Stated task: Select the lines that hold the word "contact" and copy each one.

Extracted records:
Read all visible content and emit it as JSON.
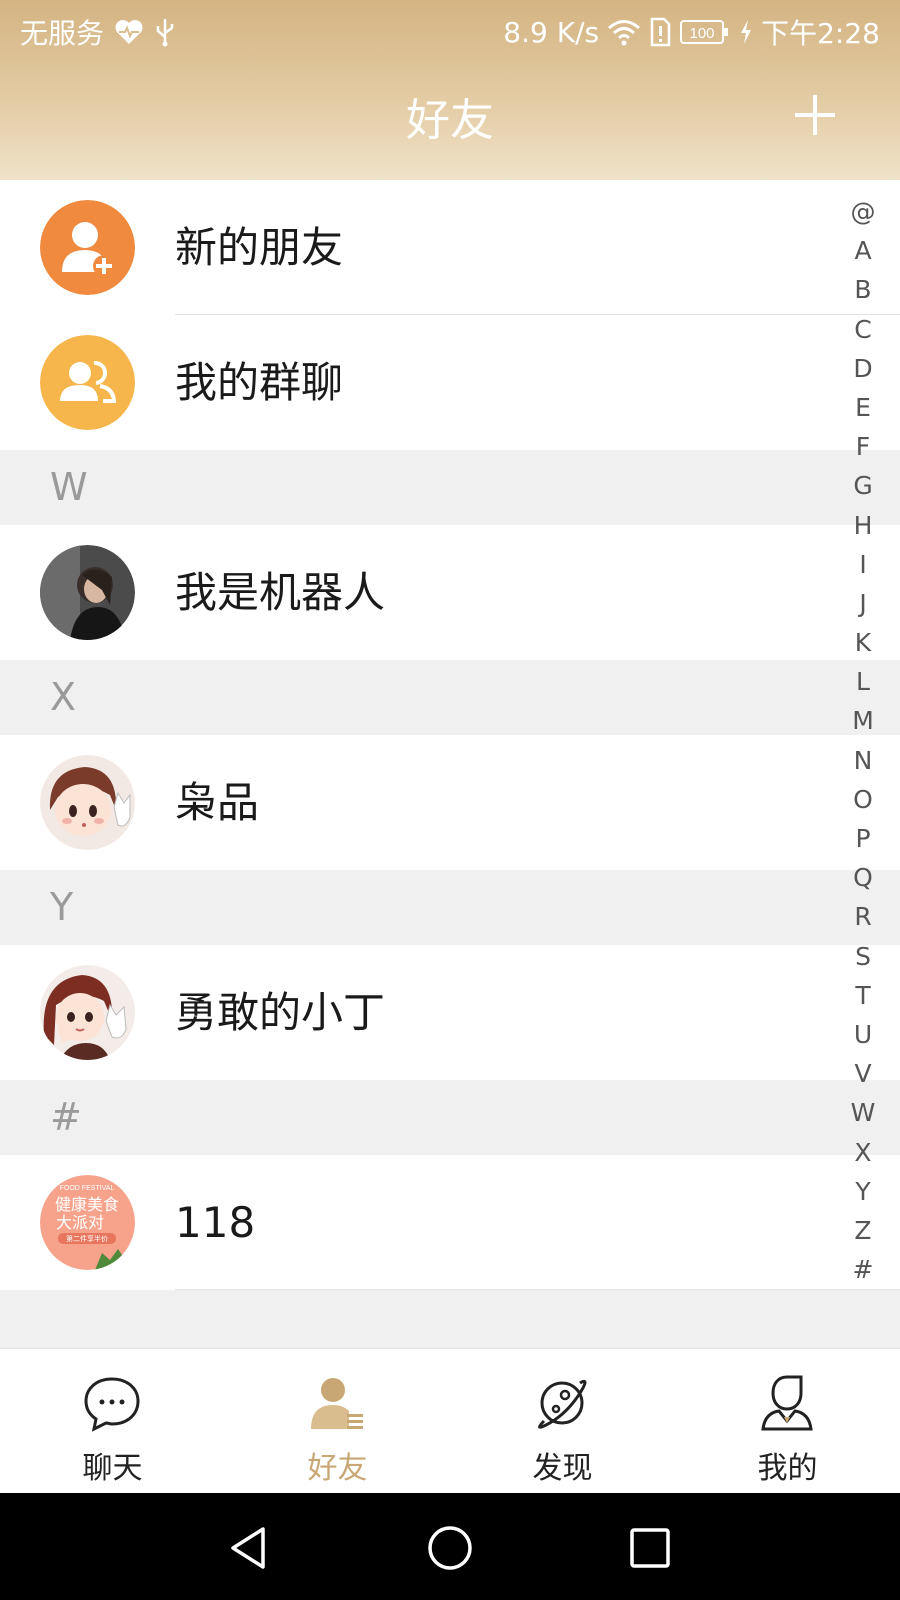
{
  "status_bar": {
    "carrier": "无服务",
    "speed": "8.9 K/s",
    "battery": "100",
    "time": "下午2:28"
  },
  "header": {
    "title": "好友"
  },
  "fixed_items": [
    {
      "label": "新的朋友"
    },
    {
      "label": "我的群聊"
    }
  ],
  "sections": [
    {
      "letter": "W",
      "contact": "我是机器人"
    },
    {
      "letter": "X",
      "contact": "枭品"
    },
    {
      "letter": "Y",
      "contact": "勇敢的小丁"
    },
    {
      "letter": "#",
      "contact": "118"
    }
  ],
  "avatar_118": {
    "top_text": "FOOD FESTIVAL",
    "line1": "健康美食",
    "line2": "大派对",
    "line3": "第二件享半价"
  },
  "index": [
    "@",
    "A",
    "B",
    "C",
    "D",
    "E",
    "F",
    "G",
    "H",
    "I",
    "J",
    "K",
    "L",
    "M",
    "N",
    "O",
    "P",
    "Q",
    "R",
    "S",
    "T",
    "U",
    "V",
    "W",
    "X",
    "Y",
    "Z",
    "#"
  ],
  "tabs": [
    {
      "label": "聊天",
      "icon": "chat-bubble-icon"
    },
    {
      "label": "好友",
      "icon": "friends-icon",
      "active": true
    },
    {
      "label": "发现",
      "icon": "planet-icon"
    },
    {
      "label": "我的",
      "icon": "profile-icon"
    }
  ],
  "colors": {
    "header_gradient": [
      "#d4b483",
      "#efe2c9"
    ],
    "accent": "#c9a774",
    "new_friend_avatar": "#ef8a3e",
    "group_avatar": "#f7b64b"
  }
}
---
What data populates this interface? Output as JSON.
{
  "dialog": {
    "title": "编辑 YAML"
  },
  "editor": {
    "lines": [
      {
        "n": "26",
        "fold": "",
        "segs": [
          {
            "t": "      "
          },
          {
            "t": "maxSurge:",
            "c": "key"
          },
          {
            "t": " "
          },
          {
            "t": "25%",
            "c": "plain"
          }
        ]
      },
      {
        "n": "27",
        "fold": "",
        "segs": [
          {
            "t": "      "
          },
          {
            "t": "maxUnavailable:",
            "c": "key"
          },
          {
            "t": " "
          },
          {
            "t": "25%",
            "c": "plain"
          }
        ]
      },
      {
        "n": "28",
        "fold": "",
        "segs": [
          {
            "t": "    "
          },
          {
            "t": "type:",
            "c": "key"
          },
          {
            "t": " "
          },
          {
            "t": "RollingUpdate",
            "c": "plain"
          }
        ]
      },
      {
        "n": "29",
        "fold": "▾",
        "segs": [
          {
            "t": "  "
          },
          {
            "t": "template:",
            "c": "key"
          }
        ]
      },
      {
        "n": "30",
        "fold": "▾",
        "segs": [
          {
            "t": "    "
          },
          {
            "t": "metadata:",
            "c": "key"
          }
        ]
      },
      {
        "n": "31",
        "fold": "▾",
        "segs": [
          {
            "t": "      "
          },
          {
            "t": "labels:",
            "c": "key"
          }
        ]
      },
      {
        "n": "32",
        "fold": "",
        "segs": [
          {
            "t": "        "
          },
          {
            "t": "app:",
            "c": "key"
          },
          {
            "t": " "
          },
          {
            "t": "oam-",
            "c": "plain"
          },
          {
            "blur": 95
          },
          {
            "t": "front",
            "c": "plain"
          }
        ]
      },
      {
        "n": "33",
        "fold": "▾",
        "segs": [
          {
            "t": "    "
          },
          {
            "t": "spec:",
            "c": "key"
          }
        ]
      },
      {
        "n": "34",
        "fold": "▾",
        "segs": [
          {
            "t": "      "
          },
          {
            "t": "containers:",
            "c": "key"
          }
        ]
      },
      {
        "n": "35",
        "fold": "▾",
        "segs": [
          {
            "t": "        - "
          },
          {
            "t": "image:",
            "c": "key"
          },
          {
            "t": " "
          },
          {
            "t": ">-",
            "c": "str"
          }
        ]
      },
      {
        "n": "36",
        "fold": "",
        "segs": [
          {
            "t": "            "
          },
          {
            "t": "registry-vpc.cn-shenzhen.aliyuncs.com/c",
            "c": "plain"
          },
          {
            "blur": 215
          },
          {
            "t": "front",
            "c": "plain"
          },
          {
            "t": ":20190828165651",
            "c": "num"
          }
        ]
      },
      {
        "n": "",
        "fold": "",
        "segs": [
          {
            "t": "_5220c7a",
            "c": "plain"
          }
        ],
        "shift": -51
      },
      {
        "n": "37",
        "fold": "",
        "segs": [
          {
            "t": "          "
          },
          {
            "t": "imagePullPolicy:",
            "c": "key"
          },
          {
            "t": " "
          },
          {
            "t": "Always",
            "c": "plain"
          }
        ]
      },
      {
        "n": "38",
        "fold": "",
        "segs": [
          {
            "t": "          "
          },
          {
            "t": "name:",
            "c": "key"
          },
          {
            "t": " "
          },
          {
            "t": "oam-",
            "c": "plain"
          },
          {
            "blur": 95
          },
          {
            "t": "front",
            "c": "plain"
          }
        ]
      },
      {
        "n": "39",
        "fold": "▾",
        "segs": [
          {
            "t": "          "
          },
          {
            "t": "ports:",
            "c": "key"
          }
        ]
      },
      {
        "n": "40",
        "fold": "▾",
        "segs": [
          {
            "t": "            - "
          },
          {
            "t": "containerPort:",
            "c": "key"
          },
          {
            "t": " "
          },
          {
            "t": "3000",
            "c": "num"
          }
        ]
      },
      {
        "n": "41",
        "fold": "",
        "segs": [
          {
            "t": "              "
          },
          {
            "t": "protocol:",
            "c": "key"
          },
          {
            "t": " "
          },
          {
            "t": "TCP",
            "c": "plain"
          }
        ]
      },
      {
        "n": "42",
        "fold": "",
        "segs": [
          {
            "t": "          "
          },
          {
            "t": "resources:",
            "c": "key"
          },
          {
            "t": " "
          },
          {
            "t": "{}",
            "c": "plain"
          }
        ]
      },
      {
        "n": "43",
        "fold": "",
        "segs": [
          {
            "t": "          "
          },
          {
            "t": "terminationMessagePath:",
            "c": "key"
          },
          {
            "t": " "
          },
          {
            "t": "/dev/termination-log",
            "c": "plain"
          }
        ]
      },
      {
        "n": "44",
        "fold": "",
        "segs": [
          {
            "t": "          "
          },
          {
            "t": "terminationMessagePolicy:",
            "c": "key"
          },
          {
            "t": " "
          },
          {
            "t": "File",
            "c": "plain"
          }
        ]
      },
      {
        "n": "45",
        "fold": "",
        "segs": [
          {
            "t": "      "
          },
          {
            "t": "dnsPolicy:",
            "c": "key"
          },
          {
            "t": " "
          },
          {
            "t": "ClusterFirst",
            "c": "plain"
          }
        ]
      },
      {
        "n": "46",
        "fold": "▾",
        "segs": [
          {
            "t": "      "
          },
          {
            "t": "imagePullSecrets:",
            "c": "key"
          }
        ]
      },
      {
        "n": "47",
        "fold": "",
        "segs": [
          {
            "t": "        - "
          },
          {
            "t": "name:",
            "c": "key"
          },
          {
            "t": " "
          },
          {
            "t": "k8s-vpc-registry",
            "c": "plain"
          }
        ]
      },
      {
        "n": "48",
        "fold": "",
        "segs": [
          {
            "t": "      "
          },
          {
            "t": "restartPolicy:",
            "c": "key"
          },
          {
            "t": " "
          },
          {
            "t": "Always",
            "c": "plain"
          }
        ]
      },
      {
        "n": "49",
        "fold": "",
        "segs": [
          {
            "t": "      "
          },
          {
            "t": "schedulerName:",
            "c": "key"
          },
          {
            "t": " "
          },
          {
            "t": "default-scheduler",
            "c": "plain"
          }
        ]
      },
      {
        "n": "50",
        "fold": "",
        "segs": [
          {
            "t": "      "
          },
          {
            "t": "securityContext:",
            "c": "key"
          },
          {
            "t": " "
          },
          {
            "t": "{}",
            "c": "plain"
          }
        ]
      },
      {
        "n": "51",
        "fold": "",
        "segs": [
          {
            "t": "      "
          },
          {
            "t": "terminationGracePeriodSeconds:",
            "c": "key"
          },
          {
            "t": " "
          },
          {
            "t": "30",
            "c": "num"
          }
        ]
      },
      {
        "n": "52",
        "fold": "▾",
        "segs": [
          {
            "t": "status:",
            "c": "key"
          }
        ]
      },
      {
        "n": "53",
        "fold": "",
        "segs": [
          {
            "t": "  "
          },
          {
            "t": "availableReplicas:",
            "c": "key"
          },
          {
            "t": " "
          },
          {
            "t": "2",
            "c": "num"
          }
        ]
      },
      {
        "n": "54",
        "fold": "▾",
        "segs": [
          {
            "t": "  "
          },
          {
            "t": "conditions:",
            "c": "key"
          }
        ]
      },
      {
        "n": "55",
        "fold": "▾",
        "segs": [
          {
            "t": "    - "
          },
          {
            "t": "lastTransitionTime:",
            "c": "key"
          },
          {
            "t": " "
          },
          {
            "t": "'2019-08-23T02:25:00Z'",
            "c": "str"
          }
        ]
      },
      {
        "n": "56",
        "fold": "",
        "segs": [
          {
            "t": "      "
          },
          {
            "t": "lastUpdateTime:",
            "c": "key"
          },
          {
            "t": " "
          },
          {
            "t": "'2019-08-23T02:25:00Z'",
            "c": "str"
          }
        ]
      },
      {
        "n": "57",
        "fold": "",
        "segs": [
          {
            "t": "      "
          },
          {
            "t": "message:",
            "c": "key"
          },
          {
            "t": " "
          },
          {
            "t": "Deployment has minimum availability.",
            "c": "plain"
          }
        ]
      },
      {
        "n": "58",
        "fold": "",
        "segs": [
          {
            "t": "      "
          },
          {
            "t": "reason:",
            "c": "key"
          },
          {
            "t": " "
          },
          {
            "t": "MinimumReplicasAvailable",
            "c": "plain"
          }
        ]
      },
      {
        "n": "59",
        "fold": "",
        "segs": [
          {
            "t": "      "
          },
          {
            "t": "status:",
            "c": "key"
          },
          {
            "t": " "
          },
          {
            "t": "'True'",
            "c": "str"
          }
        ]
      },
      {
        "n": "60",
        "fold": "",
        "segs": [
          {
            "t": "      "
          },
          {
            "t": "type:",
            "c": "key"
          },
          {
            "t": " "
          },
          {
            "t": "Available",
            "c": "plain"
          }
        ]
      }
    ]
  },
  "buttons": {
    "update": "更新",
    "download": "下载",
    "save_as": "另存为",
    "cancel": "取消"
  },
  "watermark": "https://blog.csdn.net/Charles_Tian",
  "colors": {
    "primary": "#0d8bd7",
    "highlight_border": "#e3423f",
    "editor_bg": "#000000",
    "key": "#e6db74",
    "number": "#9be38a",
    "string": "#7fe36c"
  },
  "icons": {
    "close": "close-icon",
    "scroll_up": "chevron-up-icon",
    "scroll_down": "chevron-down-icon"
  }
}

Answer:
      "contact": "我是机器人"
      "contact": "枭品"
      "contact": "勇敢的小丁"
      "contact": "118"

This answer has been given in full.